Supplied information:
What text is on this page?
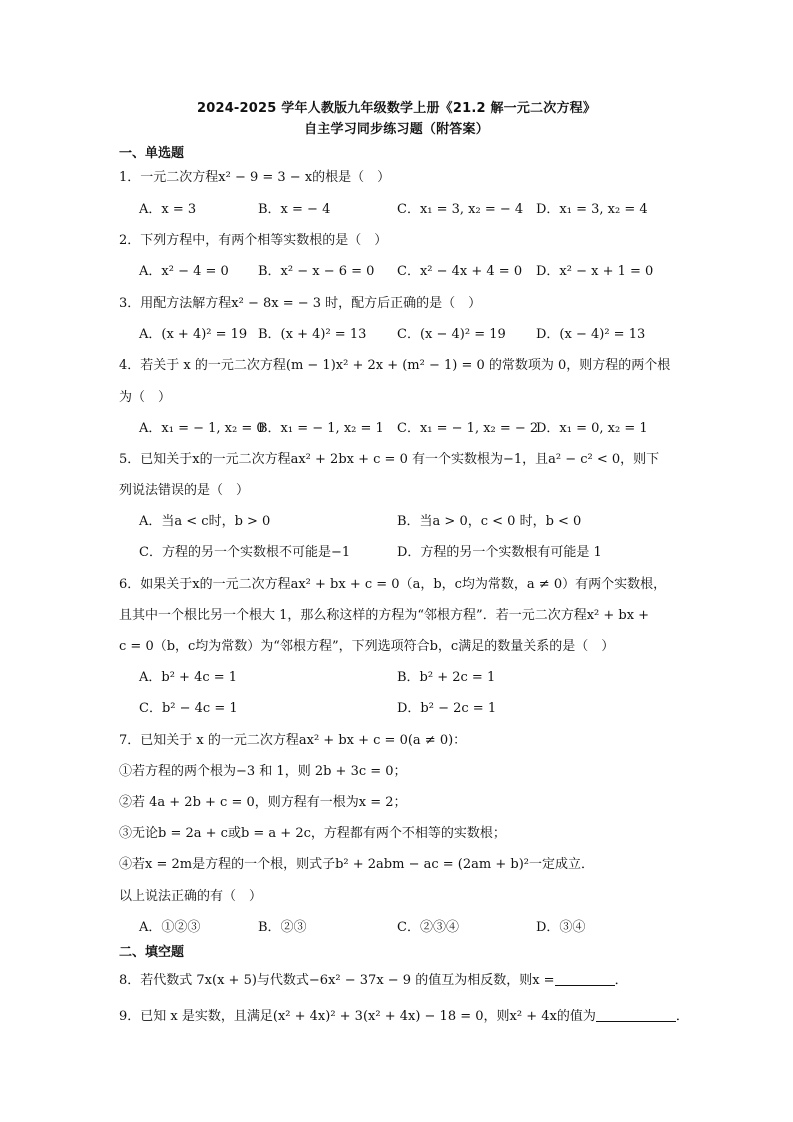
2024-2025 学年人教版九年级数学上册《21.2 解一元二次方程》
自主学习同步练习题（附答案）
一、单选题
1．一元二次方程x² − 9 = 3 − x的根是（　）
A．x = 3	B．x = − 4	C．x₁ = 3, x₂ = − 4 D．x₁ = 3, x₂ = 4
2．下列方程中，有两个相等实数根的是（　）
A．x² − 4 = 0 B．x² − x − 6 = 0 C．x² − 4x + 4 = 0 D．x² − x + 1 = 0
3．用配方法解方程x² − 8x = − 3 时，配方后正确的是（　）
A．(x + 4)² = 19 B．(x + 4)² = 13 C．(x − 4)² = 19 D．(x − 4)² = 13
4．若关于 x 的一元二次方程(m − 1)x² + 2x + (m² − 1) = 0 的常数项为 0，则方程的两个根
为（　）
A．x₁ = − 1, x₂ = 0
B．x₁ = − 1, x₂ = 1 C．x₁ = − 1, x₂ = − 2
D．x₁ = 0, x₂ = 1
5．已知关于x的一元二次方程ax² + 2bx + c = 0 有一个实数根为−1，且a² − c² < 0，则下
列说法错误的是（　）
A．当a < c时，b > 0	B．当a > 0，c < 0 时，b < 0
C．方程的另一个实数根不可能是−1	D．方程的另一个实数根有可能是 1
6．如果关于x的一元二次方程ax² + bx + c = 0（a，b，c均为常数，a ≠ 0）有两个实数根，
且其中一个根比另一个根大 1，那么称这样的方程为“邻根方程”．若一元二次方程x² + bx +
c = 0（b，c均为常数）为“邻根方程”，下列选项符合b，c满足的数量关系的是（　）
A．b² + 4c = 1	B．b² + 2c = 1
C．b² − 4c = 1	D．b² − 2c = 1
7．已知关于 x 的一元二次方程ax² + bx + c = 0(a ≠ 0)：
①若方程的两个根为−3 和 1，则 2b + 3c = 0；
②若 4a + 2b + c = 0，则方程有一根为x = 2；
③无论b = 2a + c或b = a + 2c，方程都有两个不相等的实数根；
④若x = 2m是方程的一个根，则式子b² + 2abm − ac = (2am + b)²一定成立．
以上说法正确的有（　）
A．①②③	B．②③	C．②③④	D．③④
二、填空题
8．若代数式 7x(x + 5)与代数式−6x² − 37x − 9 的值互为相反数，则x =	．
9．已知 x 是实数，且满足(x² + 4x)² + 3(x² + 4x) − 18 = 0，则x² + 4x的值为	．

Problem description: Copy out the listing exactly as it stands, but not the pictures.

Exercise output:
What text is on this page?
2024-2025 学年人教版九年级数学上册《21.2 解一元二次方程》
自主学习同步练习题（附答案）
一、单选题
1．一元二次方程x² − 9 = 3 − x的根是（　）
A．x = 3	B．x = − 4	C．x₁ = 3, x₂ = − 4 D．x₁ = 3, x₂ = 4
2．下列方程中，有两个相等实数根的是（　）
A．x² − 4 = 0 B．x² − x − 6 = 0 C．x² − 4x + 4 = 0 D．x² − x + 1 = 0
3．用配方法解方程x² − 8x = − 3 时，配方后正确的是（　）
A．(x + 4)² = 19 B．(x + 4)² = 13 C．(x − 4)² = 19 D．(x − 4)² = 13
4．若关于 x 的一元二次方程(m − 1)x² + 2x + (m² − 1) = 0 的常数项为 0，则方程的两个根
为（　）
A．x₁ = − 1, x₂ = 0
B．x₁ = − 1, x₂ = 1 C．x₁ = − 1, x₂ = − 2
D．x₁ = 0, x₂ = 1
5．已知关于x的一元二次方程ax² + 2bx + c = 0 有一个实数根为−1，且a² − c² < 0，则下
列说法错误的是（　）
A．当a < c时，b > 0	B．当a > 0，c < 0 时，b < 0
C．方程的另一个实数根不可能是−1	D．方程的另一个实数根有可能是 1
6．如果关于x的一元二次方程ax² + bx + c = 0（a，b，c均为常数，a ≠ 0）有两个实数根，
且其中一个根比另一个根大 1，那么称这样的方程为“邻根方程”．若一元二次方程x² + bx +
c = 0（b，c均为常数）为“邻根方程”，下列选项符合b，c满足的数量关系的是（　）
A．b² + 4c = 1	B．b² + 2c = 1
C．b² − 4c = 1	D．b² − 2c = 1
7．已知关于 x 的一元二次方程ax² + bx + c = 0(a ≠ 0)：
①若方程的两个根为−3 和 1，则 2b + 3c = 0；
②若 4a + 2b + c = 0，则方程有一根为x = 2；
③无论b = 2a + c或b = a + 2c，方程都有两个不相等的实数根；
④若x = 2m是方程的一个根，则式子b² + 2abm − ac = (2am + b)²一定成立．
以上说法正确的有（　）
A．①②③	B．②③	C．②③④	D．③④
二、填空题
8．若代数式 7x(x + 5)与代数式−6x² − 37x − 9 的值互为相反数，则x =	．
9．已知 x 是实数，且满足(x² + 4x)² + 3(x² + 4x) − 18 = 0，则x² + 4x的值为	．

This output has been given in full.